BEGIN
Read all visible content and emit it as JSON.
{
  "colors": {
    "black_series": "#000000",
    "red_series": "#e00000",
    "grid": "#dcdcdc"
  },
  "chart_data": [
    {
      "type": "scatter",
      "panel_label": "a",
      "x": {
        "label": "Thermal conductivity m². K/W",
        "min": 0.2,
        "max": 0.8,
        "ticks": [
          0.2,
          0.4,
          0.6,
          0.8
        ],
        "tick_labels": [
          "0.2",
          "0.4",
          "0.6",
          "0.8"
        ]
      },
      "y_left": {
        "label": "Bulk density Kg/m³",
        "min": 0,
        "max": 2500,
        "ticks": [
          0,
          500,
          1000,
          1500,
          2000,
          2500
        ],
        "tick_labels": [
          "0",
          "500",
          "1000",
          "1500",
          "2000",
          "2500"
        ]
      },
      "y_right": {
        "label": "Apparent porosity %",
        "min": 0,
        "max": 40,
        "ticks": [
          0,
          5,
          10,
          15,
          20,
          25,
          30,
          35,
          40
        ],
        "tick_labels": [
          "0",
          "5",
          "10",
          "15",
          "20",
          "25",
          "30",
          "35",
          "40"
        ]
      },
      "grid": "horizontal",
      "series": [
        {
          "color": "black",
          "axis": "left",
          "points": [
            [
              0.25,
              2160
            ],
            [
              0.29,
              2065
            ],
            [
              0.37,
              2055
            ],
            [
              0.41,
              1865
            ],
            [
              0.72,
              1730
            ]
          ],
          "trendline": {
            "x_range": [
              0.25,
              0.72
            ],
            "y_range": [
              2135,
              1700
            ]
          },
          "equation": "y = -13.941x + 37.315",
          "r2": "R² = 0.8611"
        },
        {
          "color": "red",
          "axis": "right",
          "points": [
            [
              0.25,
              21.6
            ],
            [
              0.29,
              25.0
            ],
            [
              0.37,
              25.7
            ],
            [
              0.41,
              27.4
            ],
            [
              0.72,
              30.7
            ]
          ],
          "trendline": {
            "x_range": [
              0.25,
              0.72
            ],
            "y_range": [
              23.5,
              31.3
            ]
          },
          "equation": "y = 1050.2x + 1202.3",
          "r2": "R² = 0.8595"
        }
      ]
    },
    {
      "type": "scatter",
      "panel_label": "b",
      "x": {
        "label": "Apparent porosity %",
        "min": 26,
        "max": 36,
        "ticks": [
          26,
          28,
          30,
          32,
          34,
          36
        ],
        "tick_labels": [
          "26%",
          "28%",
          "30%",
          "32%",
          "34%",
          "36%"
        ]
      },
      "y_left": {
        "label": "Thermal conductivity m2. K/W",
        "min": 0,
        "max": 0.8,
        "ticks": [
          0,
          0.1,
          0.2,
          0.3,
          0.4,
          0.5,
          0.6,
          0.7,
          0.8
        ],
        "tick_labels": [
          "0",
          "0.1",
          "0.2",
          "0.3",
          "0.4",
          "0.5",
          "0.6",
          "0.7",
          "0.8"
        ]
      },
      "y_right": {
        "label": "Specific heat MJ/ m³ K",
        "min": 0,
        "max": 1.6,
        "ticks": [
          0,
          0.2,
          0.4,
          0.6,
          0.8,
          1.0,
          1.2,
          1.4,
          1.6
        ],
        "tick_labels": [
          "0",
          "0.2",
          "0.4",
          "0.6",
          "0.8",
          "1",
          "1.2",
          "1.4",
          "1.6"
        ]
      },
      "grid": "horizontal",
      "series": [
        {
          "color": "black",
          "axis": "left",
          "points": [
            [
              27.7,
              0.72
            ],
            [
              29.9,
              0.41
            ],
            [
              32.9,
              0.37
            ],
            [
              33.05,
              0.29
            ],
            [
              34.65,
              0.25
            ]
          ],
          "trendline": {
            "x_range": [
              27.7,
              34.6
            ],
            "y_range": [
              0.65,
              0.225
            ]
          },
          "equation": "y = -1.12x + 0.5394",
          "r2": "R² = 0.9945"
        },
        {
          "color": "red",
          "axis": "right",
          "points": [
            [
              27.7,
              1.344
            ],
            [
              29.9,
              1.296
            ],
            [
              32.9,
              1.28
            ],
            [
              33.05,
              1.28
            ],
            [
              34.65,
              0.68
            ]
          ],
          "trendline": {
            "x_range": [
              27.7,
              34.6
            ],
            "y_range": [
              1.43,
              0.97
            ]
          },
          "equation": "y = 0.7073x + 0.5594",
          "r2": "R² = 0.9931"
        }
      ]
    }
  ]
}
END
What to do: Repeat back the data above, exact to the last character.

Result for this task:
Read all visible content and emit it as JSON.
{
  "colors": {
    "black_series": "#000000",
    "red_series": "#e00000",
    "grid": "#dcdcdc"
  },
  "chart_data": [
    {
      "type": "scatter",
      "panel_label": "a",
      "x": {
        "label": "Thermal conductivity m². K/W",
        "min": 0.2,
        "max": 0.8,
        "ticks": [
          0.2,
          0.4,
          0.6,
          0.8
        ],
        "tick_labels": [
          "0.2",
          "0.4",
          "0.6",
          "0.8"
        ]
      },
      "y_left": {
        "label": "Bulk density Kg/m³",
        "min": 0,
        "max": 2500,
        "ticks": [
          0,
          500,
          1000,
          1500,
          2000,
          2500
        ],
        "tick_labels": [
          "0",
          "500",
          "1000",
          "1500",
          "2000",
          "2500"
        ]
      },
      "y_right": {
        "label": "Apparent porosity %",
        "min": 0,
        "max": 40,
        "ticks": [
          0,
          5,
          10,
          15,
          20,
          25,
          30,
          35,
          40
        ],
        "tick_labels": [
          "0",
          "5",
          "10",
          "15",
          "20",
          "25",
          "30",
          "35",
          "40"
        ]
      },
      "grid": "horizontal",
      "series": [
        {
          "color": "black",
          "axis": "left",
          "points": [
            [
              0.25,
              2160
            ],
            [
              0.29,
              2065
            ],
            [
              0.37,
              2055
            ],
            [
              0.41,
              1865
            ],
            [
              0.72,
              1730
            ]
          ],
          "trendline": {
            "x_range": [
              0.25,
              0.72
            ],
            "y_range": [
              2135,
              1700
            ]
          },
          "equation": "y = -13.941x + 37.315",
          "r2": "R² = 0.8611"
        },
        {
          "color": "red",
          "axis": "right",
          "points": [
            [
              0.25,
              21.6
            ],
            [
              0.29,
              25.0
            ],
            [
              0.37,
              25.7
            ],
            [
              0.41,
              27.4
            ],
            [
              0.72,
              30.7
            ]
          ],
          "trendline": {
            "x_range": [
              0.25,
              0.72
            ],
            "y_range": [
              23.5,
              31.3
            ]
          },
          "equation": "y = 1050.2x + 1202.3",
          "r2": "R² = 0.8595"
        }
      ]
    },
    {
      "type": "scatter",
      "panel_label": "b",
      "x": {
        "label": "Apparent porosity %",
        "min": 26,
        "max": 36,
        "ticks": [
          26,
          28,
          30,
          32,
          34,
          36
        ],
        "tick_labels": [
          "26%",
          "28%",
          "30%",
          "32%",
          "34%",
          "36%"
        ]
      },
      "y_left": {
        "label": "Thermal conductivity m2. K/W",
        "min": 0,
        "max": 0.8,
        "ticks": [
          0,
          0.1,
          0.2,
          0.3,
          0.4,
          0.5,
          0.6,
          0.7,
          0.8
        ],
        "tick_labels": [
          "0",
          "0.1",
          "0.2",
          "0.3",
          "0.4",
          "0.5",
          "0.6",
          "0.7",
          "0.8"
        ]
      },
      "y_right": {
        "label": "Specific heat MJ/ m³ K",
        "min": 0,
        "max": 1.6,
        "ticks": [
          0,
          0.2,
          0.4,
          0.6,
          0.8,
          1.0,
          1.2,
          1.4,
          1.6
        ],
        "tick_labels": [
          "0",
          "0.2",
          "0.4",
          "0.6",
          "0.8",
          "1",
          "1.2",
          "1.4",
          "1.6"
        ]
      },
      "grid": "horizontal",
      "series": [
        {
          "color": "black",
          "axis": "left",
          "points": [
            [
              27.7,
              0.72
            ],
            [
              29.9,
              0.41
            ],
            [
              32.9,
              0.37
            ],
            [
              33.05,
              0.29
            ],
            [
              34.65,
              0.25
            ]
          ],
          "trendline": {
            "x_range": [
              27.7,
              34.6
            ],
            "y_range": [
              0.65,
              0.225
            ]
          },
          "equation": "y = -1.12x + 0.5394",
          "r2": "R² = 0.9945"
        },
        {
          "color": "red",
          "axis": "right",
          "points": [
            [
              27.7,
              1.344
            ],
            [
              29.9,
              1.296
            ],
            [
              32.9,
              1.28
            ],
            [
              33.05,
              1.28
            ],
            [
              34.65,
              0.68
            ]
          ],
          "trendline": {
            "x_range": [
              27.7,
              34.6
            ],
            "y_range": [
              1.43,
              0.97
            ]
          },
          "equation": "y = 0.7073x + 0.5594",
          "r2": "R² = 0.9931"
        }
      ]
    }
  ]
}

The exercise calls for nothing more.